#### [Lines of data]
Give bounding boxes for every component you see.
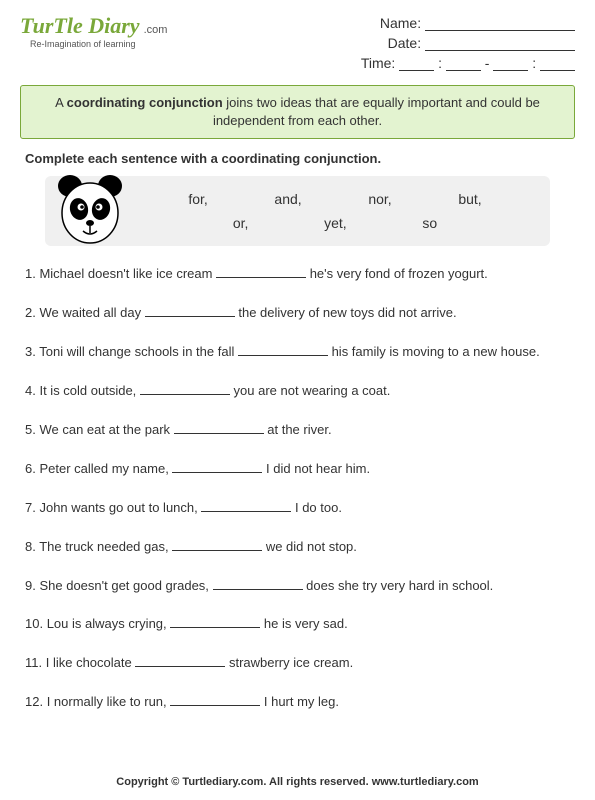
word-item: nor, — [368, 191, 391, 207]
question-item: 8. The truck needed gas, we did not stop… — [25, 539, 570, 556]
time-blank[interactable] — [399, 59, 434, 71]
question-item: 6. Peter called my name, I did not hear … — [25, 461, 570, 478]
word-item: but, — [458, 191, 481, 207]
word-bank: for, and, nor, but, or, yet, so — [45, 176, 550, 246]
question-item: 12. I normally like to run, I hurt my le… — [25, 694, 570, 711]
answer-blank[interactable] — [172, 541, 262, 551]
answer-blank[interactable] — [238, 346, 328, 356]
word-bank-row2: or, yet, so — [135, 211, 535, 235]
answer-blank[interactable] — [213, 580, 303, 590]
logo-tagline: Re-Imagination of learning — [30, 39, 167, 49]
definition-box: A coordinating conjunction joins two ide… — [20, 85, 575, 139]
question-item: 9. She doesn't get good grades, does she… — [25, 578, 570, 595]
question-item: 2. We waited all day the delivery of new… — [25, 305, 570, 322]
answer-blank[interactable] — [170, 696, 260, 706]
definition-prefix: A — [55, 95, 67, 110]
answer-blank[interactable] — [201, 502, 291, 512]
panda-icon — [55, 171, 125, 246]
logo-main: TurTle Diary — [20, 13, 140, 38]
question-item: 5. We can eat at the park at the river. — [25, 422, 570, 439]
answer-blank[interactable] — [216, 268, 306, 278]
time-blank[interactable] — [446, 59, 481, 71]
question-item: 11. I like chocolate strawberry ice crea… — [25, 655, 570, 672]
word-item: yet, — [324, 215, 347, 231]
definition-suffix: joins two ideas that are equally importa… — [213, 95, 540, 128]
student-fields: Name: Date: Time: : - : — [361, 15, 575, 75]
instructions: Complete each sentence with a coordinati… — [25, 151, 575, 166]
definition-term: coordinating conjunction — [67, 95, 223, 110]
date-blank[interactable] — [425, 39, 575, 51]
answer-blank[interactable] — [135, 657, 225, 667]
word-bank-row1: for, and, nor, but, — [135, 187, 535, 211]
time-blank[interactable] — [493, 59, 528, 71]
questions-list: 1. Michael doesn't like ice cream he's v… — [20, 266, 575, 711]
word-item: and, — [274, 191, 301, 207]
name-blank[interactable] — [425, 19, 575, 31]
question-item: 10. Lou is always crying, he is very sad… — [25, 616, 570, 633]
question-item: 7. John wants go out to lunch, I do too. — [25, 500, 570, 517]
word-item: for, — [188, 191, 207, 207]
name-field: Name: — [361, 15, 575, 31]
logo-domain: .com — [144, 24, 168, 36]
question-item: 3. Toni will change schools in the fall … — [25, 344, 570, 361]
time-blank[interactable] — [540, 59, 575, 71]
word-item: or, — [233, 215, 249, 231]
answer-blank[interactable] — [170, 618, 260, 628]
logo: TurTle Diary .com Re-Imagination of learn… — [20, 15, 167, 49]
worksheet-header: TurTle Diary .com Re-Imagination of learn… — [20, 15, 575, 75]
question-item: 1. Michael doesn't like ice cream he's v… — [25, 266, 570, 283]
answer-blank[interactable] — [140, 385, 230, 395]
copyright-footer: Copyright © Turtlediary.com. All rights … — [0, 776, 595, 788]
time-field: Time: : - : — [361, 55, 575, 71]
answer-blank[interactable] — [174, 424, 264, 434]
answer-blank[interactable] — [172, 463, 262, 473]
answer-blank[interactable] — [145, 307, 235, 317]
date-field: Date: — [361, 35, 575, 51]
word-item: so — [422, 215, 437, 231]
question-item: 4. It is cold outside, you are not weari… — [25, 383, 570, 400]
logo-text: TurTle Diary .com — [20, 15, 167, 37]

#### [What to work on]
Convert every line of the entries above into a numbered list, skipping any blank lines and leaving the pictures out.

#### [Exercise answer]
1. Give bounding boxes for every component you see.
2. word-item: nor, — [368, 191, 391, 207]
3. question-item: 8. The truck needed gas, we did not stop… — [25, 539, 570, 556]
4. time-blank[interactable] — [399, 59, 434, 71]
5. question-item: 6. Peter called my name, I did not hear … — [25, 461, 570, 478]
6. word-item: but, — [458, 191, 481, 207]
7. word-bank: for, and, nor, but, or, yet, so — [45, 176, 550, 246]
8. question-item: 12. I normally like to run, I hurt my le… — [25, 694, 570, 711]
9. answer-blank[interactable] — [172, 541, 262, 551]
10. answer-blank[interactable] — [238, 346, 328, 356]
11. word-bank-row2: or, yet, so — [135, 211, 535, 235]
12. answer-blank[interactable] — [213, 580, 303, 590]
13. logo-tagline: Re-Imagination of learning — [30, 39, 167, 49]
14. definition-box: A coordinating conjunction joins two ide… — [20, 85, 575, 139]
15. question-item: 9. She doesn't get good grades, does she… — [25, 578, 570, 595]
16. question-item: 2. We waited all day the delivery of new… — [25, 305, 570, 322]
17. answer-blank[interactable] — [170, 696, 260, 706]
18. definition-prefix: A — [55, 95, 67, 110]
19. answer-blank[interactable] — [201, 502, 291, 512]
20. panda-icon — [55, 171, 125, 246]
21. logo-main: TurTle Diary — [20, 13, 140, 38]
22. question-item: 5. We can eat at the park at the river. — [25, 422, 570, 439]
23. answer-blank[interactable] — [216, 268, 306, 278]
24. time-blank[interactable] — [446, 59, 481, 71]
25. question-item: 11. I like chocolate strawberry ice crea… — [25, 655, 570, 672]
26. word-item: yet, — [324, 215, 347, 231]
27. definition-suffix: joins two ideas that are equally importa… — [213, 95, 540, 128]
28. student-fields: Name: Date: Time: : - : — [361, 15, 575, 75]
29. instructions: Complete each sentence with a coordinati… — [25, 151, 575, 166]
30. definition-term: coordinating conjunction — [67, 95, 223, 110]
31. date-blank[interactable] — [425, 39, 575, 51]
32. answer-blank[interactable] — [135, 657, 225, 667]
33. word-bank-row1: for, and, nor, but, — [135, 187, 535, 211]
34. time-blank[interactable] — [493, 59, 528, 71]
35. questions-list: 1. Michael doesn't like ice cream he's v… — [20, 266, 575, 711]
36. word-item: and, — [274, 191, 301, 207]
37. name-blank[interactable] — [425, 19, 575, 31]
38. question-item: 10. Lou is always crying, he is very sad… — [25, 616, 570, 633]
39. question-item: 7. John wants go out to lunch, I do too. — [25, 500, 570, 517]
40. word-item: for, — [188, 191, 207, 207]
41. name-field: Name: — [361, 15, 575, 31]
42. logo-domain: .com — [144, 24, 168, 36]
43. question-item: 3. Toni will change schools in the fall … — [25, 344, 570, 361]
44. time-blank[interactable] — [540, 59, 575, 71]
45. word-item: or, — [233, 215, 249, 231]
46. answer-blank[interactable] — [170, 618, 260, 628]
47. logo: TurTle Diary .com Re-Imagination of learn… — [20, 15, 167, 49]
48. worksheet-header: TurTle Diary .com Re-Imagination of learn… — [20, 15, 575, 75]
49. question-item: 1. Michael doesn't like ice cream he's v… — [25, 266, 570, 283]
50. answer-blank[interactable] — [140, 385, 230, 395]
51. copyright-footer: Copyright © Turtlediary.com. All rights … — [0, 776, 595, 788]
52. time-field: Time: : - : — [361, 55, 575, 71]
53. answer-blank[interactable] — [174, 424, 264, 434]
54. answer-blank[interactable] — [172, 463, 262, 473]
55. answer-blank[interactable] — [145, 307, 235, 317]
56. date-field: Date: — [361, 35, 575, 51]
57. word-item: so — [422, 215, 437, 231]
58. question-item: 4. It is cold outside, you are not weari… — [25, 383, 570, 400]
59. logo-text: TurTle Diary .com — [20, 15, 167, 37]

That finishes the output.